■ WHAT THE TASK ASKS
Return all lines from the listing below in which the string "heart" occurs.

■ PROVIDED RECORDS
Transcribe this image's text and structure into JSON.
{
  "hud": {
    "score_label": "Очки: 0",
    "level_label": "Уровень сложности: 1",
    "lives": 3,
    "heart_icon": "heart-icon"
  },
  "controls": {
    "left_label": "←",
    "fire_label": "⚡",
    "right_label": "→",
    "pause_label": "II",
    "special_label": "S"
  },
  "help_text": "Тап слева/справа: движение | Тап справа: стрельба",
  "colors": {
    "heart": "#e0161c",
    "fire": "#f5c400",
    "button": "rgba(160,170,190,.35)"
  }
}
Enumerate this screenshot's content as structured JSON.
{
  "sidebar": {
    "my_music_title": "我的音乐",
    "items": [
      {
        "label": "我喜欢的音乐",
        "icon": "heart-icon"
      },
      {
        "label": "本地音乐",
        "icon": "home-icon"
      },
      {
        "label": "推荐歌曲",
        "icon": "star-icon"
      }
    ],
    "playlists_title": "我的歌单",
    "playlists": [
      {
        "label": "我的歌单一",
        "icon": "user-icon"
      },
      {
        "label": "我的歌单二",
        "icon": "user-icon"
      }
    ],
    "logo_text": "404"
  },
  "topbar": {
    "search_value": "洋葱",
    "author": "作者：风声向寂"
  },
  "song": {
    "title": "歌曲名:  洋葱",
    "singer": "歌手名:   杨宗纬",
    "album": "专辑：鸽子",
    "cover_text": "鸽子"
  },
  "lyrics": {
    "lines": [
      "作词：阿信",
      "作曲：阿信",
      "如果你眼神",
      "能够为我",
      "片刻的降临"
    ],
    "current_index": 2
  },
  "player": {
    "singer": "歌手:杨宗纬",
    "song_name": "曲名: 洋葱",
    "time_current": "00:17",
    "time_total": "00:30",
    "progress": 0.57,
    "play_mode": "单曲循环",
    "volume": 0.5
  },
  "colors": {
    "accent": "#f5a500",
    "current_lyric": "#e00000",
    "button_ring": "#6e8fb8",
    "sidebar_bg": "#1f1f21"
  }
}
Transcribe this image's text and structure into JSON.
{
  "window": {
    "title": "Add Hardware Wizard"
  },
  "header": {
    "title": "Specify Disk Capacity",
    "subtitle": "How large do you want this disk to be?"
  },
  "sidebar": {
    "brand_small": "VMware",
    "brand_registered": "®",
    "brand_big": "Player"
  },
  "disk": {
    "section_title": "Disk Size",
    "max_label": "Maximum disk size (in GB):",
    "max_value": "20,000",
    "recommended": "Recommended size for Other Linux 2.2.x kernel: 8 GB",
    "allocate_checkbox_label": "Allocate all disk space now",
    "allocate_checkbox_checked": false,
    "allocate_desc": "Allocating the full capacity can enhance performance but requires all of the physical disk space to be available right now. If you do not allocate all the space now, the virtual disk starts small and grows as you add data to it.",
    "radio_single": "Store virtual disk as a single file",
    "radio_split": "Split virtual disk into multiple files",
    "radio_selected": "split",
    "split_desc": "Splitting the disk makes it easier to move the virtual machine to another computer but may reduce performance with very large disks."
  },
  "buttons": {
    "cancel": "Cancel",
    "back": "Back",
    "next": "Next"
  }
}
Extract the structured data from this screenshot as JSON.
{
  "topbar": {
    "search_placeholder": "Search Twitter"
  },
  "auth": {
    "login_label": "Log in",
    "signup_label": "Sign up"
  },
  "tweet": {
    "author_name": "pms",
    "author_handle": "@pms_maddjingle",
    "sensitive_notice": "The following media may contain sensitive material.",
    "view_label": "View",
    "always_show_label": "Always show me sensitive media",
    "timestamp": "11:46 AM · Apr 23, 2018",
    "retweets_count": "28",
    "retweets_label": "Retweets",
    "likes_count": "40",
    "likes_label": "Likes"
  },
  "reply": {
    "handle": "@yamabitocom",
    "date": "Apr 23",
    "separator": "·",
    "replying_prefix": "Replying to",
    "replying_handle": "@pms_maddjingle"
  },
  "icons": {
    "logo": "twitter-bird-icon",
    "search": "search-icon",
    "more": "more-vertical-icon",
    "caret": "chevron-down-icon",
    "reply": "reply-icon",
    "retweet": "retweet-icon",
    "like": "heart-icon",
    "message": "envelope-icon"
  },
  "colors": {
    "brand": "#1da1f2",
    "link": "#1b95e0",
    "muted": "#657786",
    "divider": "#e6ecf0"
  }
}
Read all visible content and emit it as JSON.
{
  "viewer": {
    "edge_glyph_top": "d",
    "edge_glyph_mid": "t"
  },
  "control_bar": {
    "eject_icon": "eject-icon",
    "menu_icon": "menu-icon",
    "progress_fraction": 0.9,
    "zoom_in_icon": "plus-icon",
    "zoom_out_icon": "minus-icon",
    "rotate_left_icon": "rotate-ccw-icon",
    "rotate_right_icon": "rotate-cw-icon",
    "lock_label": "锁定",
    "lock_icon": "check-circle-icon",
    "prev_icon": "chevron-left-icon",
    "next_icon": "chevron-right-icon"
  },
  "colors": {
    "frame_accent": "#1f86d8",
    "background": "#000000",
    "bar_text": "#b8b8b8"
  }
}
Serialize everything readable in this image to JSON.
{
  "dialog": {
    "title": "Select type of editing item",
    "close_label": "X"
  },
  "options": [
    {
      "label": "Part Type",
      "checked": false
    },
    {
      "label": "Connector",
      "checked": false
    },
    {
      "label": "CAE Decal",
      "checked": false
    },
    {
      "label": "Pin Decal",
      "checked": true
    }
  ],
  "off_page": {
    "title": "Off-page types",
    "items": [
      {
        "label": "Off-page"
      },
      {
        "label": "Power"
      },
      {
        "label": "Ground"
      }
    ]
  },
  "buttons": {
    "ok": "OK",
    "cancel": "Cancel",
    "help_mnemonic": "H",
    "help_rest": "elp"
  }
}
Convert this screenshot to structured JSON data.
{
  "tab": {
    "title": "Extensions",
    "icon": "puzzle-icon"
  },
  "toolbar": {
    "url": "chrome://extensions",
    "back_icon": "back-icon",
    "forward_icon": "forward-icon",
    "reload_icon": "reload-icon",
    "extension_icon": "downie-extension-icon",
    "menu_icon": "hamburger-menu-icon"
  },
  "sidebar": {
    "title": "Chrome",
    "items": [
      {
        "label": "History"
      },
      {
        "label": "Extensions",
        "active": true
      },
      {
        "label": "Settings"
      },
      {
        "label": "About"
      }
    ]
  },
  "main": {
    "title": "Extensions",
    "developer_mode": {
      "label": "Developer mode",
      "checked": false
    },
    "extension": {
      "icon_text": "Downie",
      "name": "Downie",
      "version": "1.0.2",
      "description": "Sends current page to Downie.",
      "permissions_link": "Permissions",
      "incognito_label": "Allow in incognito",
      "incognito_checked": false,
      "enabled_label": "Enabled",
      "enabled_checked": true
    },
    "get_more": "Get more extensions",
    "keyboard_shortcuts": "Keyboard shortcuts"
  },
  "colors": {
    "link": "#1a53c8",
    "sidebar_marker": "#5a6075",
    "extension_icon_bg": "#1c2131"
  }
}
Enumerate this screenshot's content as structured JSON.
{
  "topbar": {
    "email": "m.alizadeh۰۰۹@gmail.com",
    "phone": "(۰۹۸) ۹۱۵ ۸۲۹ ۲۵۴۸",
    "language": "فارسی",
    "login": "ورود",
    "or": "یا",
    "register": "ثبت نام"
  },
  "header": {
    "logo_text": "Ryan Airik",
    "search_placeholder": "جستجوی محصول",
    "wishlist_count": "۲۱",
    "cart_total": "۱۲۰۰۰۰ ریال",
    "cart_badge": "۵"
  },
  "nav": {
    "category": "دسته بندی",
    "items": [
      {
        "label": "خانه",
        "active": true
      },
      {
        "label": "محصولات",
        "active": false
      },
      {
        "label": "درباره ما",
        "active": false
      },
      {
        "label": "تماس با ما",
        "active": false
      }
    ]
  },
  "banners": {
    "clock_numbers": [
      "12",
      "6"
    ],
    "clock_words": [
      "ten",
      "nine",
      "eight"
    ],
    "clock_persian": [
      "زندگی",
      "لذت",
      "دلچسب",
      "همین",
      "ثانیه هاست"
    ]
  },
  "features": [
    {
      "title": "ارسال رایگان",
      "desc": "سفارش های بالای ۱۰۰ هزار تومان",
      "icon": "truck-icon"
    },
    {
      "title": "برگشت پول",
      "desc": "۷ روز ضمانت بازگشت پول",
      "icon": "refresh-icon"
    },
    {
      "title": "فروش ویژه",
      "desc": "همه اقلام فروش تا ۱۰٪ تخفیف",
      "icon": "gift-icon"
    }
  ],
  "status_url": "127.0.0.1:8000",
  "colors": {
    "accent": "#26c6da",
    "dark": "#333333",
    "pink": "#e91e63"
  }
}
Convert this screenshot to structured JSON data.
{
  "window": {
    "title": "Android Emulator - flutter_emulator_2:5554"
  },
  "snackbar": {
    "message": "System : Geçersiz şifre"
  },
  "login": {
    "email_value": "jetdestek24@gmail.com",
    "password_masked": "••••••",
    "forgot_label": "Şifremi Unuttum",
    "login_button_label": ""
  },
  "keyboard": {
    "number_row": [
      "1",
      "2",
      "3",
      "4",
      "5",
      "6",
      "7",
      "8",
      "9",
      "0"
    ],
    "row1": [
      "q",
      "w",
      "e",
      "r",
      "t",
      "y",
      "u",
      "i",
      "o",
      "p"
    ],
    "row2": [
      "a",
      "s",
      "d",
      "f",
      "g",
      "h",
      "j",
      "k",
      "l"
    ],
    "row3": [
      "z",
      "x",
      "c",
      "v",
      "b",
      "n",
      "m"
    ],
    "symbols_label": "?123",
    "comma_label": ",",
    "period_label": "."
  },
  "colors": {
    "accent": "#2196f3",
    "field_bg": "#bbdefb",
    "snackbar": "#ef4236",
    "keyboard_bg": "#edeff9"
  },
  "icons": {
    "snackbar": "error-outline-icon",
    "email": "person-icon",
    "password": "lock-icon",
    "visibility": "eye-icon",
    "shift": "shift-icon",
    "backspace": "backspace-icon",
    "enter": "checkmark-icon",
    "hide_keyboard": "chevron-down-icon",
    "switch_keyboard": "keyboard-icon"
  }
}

■ EXERCISE ANSWER
    "heart_icon": "heart-icon"
    "heart": "#e0161c",
        "icon": "heart-icon"
    "like": "heart-icon",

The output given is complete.